## RECORDS SUPPLIED
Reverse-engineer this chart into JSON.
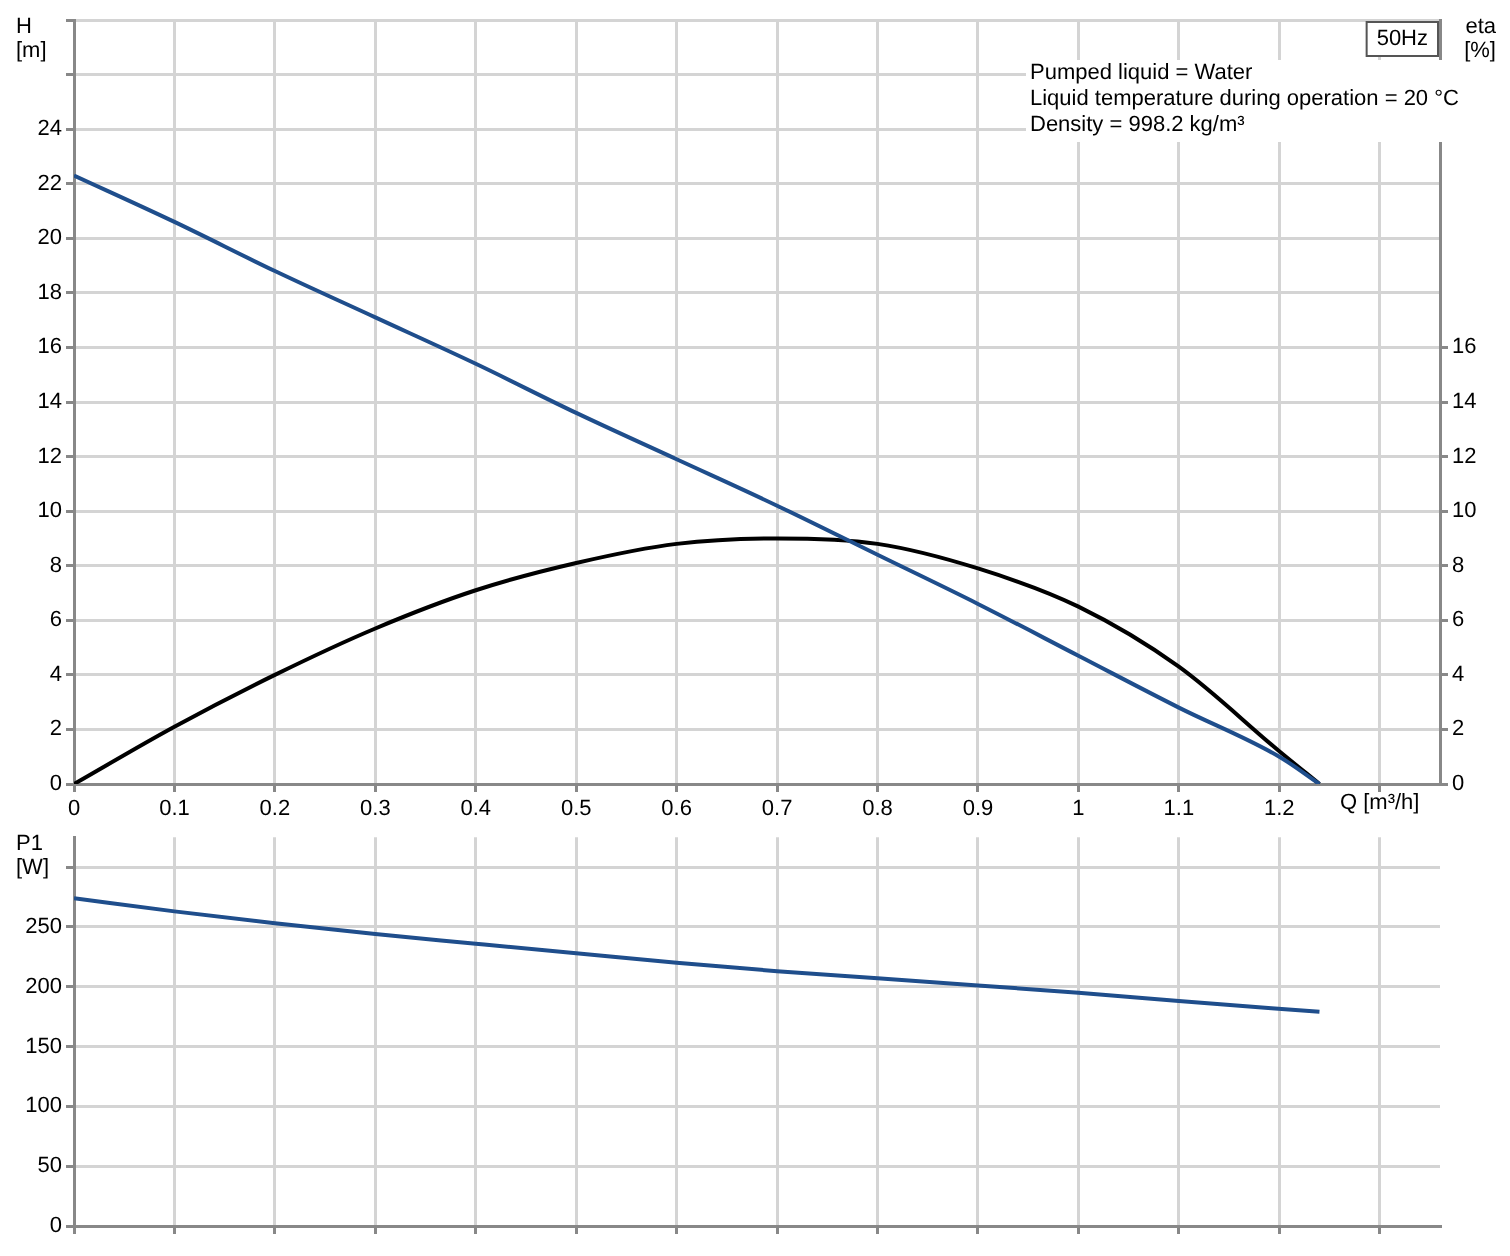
{
  "chart_data": [
    {
      "type": "line",
      "xlabel": "Q [m³/h]",
      "ylabel": "H [m]",
      "y2label": "eta [%]",
      "x": [
        0,
        0.1,
        0.2,
        0.3,
        0.4,
        0.5,
        0.6,
        0.7,
        0.8,
        0.9,
        1.0,
        1.1,
        1.2,
        1.24
      ],
      "series": [
        {
          "color": "#1f4e8c",
          "values": [
            22.3,
            20.6,
            18.8,
            17.1,
            15.4,
            13.6,
            11.9,
            10.2,
            8.4,
            6.6,
            4.7,
            2.8,
            1.0,
            0
          ]
        },
        {
          "color": "#000000",
          "axis": "y2",
          "values": [
            0,
            2.1,
            4.0,
            5.7,
            7.1,
            8.1,
            8.8,
            9.0,
            8.8,
            7.9,
            6.5,
            4.3,
            1.2,
            0
          ]
        }
      ],
      "xlim": [
        0,
        1.36
      ],
      "xticks": [
        0,
        0.1,
        0.2,
        0.3,
        0.4,
        0.5,
        0.6,
        0.7,
        0.8,
        0.9,
        1.0,
        1.1,
        1.2,
        {
          "value": 1.3,
          "label": null
        }
      ],
      "ylim": [
        0,
        28
      ],
      "yticks": [
        0,
        2,
        4,
        6,
        8,
        10,
        12,
        14,
        16,
        18,
        20,
        22,
        24,
        {
          "value": 26,
          "label": null
        },
        {
          "value": 28,
          "label": null
        }
      ],
      "y2lim": [
        0,
        28
      ],
      "y2ticks": [
        0,
        2,
        4,
        6,
        8,
        10,
        12,
        14,
        16
      ],
      "annotations": [
        "50Hz",
        "Pumped liquid = Water",
        "Liquid temperature during operation = 20 °C",
        "Density = 998.2 kg/m³"
      ],
      "grid": true,
      "legend": false,
      "marker": "none",
      "line_style": "solid"
    },
    {
      "type": "line",
      "ylabel": "P1 [W]",
      "x": [
        0,
        0.1,
        0.2,
        0.3,
        0.4,
        0.5,
        0.6,
        0.7,
        0.8,
        0.9,
        1.0,
        1.1,
        1.24
      ],
      "series": [
        {
          "color": "#1f4e8c",
          "values": [
            274,
            263,
            253,
            244,
            236,
            228,
            220,
            213,
            207,
            201,
            195,
            188,
            179
          ]
        }
      ],
      "xlim": [
        0,
        1.36
      ],
      "xticks": [
        0,
        0.1,
        0.2,
        0.3,
        0.4,
        0.5,
        0.6,
        0.7,
        0.8,
        0.9,
        1.0,
        1.1,
        1.2,
        {
          "value": 1.3,
          "label": null
        }
      ],
      "ylim": [
        0,
        325
      ],
      "yticks": [
        0,
        50,
        100,
        150,
        200,
        250,
        {
          "value": 300,
          "label": null
        }
      ],
      "tick_labels": "y",
      "grid": true,
      "legend": false,
      "marker": "none",
      "line_style": "solid"
    }
  ]
}
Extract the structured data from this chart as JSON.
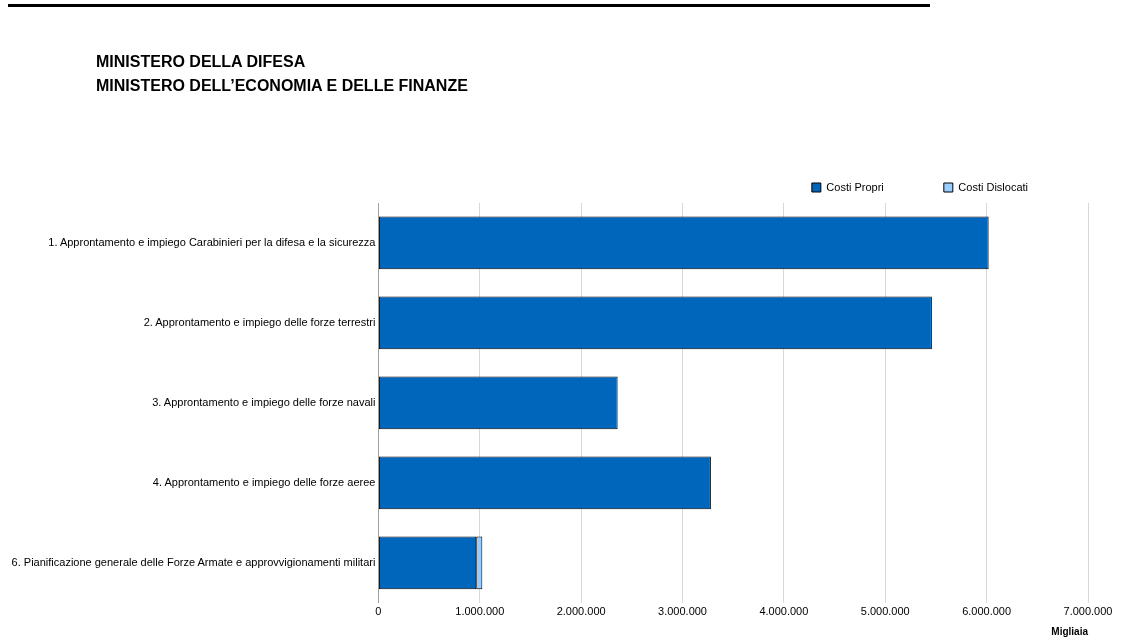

## AIM OF THE EXERCISE
All of the material above is to be copied exactly, except for its images.

## ANSWER FOR THIS EXERCISE
Reverse-engineer this chart into JSON.
{
  "chart_data": [
    {
      "type": "line",
      "xlabel": "Q [m³/h]",
      "ylabel": "H [m]",
      "y2label": "eta [%]",
      "x": [
        0,
        0.1,
        0.2,
        0.3,
        0.4,
        0.5,
        0.6,
        0.7,
        0.8,
        0.9,
        1.0,
        1.1,
        1.2,
        1.24
      ],
      "series": [
        {
          "color": "#1f4e8c",
          "values": [
            22.3,
            20.6,
            18.8,
            17.1,
            15.4,
            13.6,
            11.9,
            10.2,
            8.4,
            6.6,
            4.7,
            2.8,
            1.0,
            0
          ]
        },
        {
          "color": "#000000",
          "axis": "y2",
          "values": [
            0,
            2.1,
            4.0,
            5.7,
            7.1,
            8.1,
            8.8,
            9.0,
            8.8,
            7.9,
            6.5,
            4.3,
            1.2,
            0
          ]
        }
      ],
      "xlim": [
        0,
        1.36
      ],
      "xticks": [
        0,
        0.1,
        0.2,
        0.3,
        0.4,
        0.5,
        0.6,
        0.7,
        0.8,
        0.9,
        1.0,
        1.1,
        1.2,
        {
          "value": 1.3,
          "label": null
        }
      ],
      "ylim": [
        0,
        28
      ],
      "yticks": [
        0,
        2,
        4,
        6,
        8,
        10,
        12,
        14,
        16,
        18,
        20,
        22,
        24,
        {
          "value": 26,
          "label": null
        },
        {
          "value": 28,
          "label": null
        }
      ],
      "y2lim": [
        0,
        28
      ],
      "y2ticks": [
        0,
        2,
        4,
        6,
        8,
        10,
        12,
        14,
        16
      ],
      "annotations": [
        "50Hz",
        "Pumped liquid = Water",
        "Liquid temperature during operation = 20 °C",
        "Density = 998.2 kg/m³"
      ],
      "grid": true,
      "legend": false,
      "marker": "none",
      "line_style": "solid"
    },
    {
      "type": "line",
      "ylabel": "P1 [W]",
      "x": [
        0,
        0.1,
        0.2,
        0.3,
        0.4,
        0.5,
        0.6,
        0.7,
        0.8,
        0.9,
        1.0,
        1.1,
        1.24
      ],
      "series": [
        {
          "color": "#1f4e8c",
          "values": [
            274,
            263,
            253,
            244,
            236,
            228,
            220,
            213,
            207,
            201,
            195,
            188,
            179
          ]
        }
      ],
      "xlim": [
        0,
        1.36
      ],
      "xticks": [
        0,
        0.1,
        0.2,
        0.3,
        0.4,
        0.5,
        0.6,
        0.7,
        0.8,
        0.9,
        1.0,
        1.1,
        1.2,
        {
          "value": 1.3,
          "label": null
        }
      ],
      "ylim": [
        0,
        325
      ],
      "yticks": [
        0,
        50,
        100,
        150,
        200,
        250,
        {
          "value": 300,
          "label": null
        }
      ],
      "tick_labels": "y",
      "grid": true,
      "legend": false,
      "marker": "none",
      "line_style": "solid"
    }
  ]
}
Extract the structured data from this chart as JSON.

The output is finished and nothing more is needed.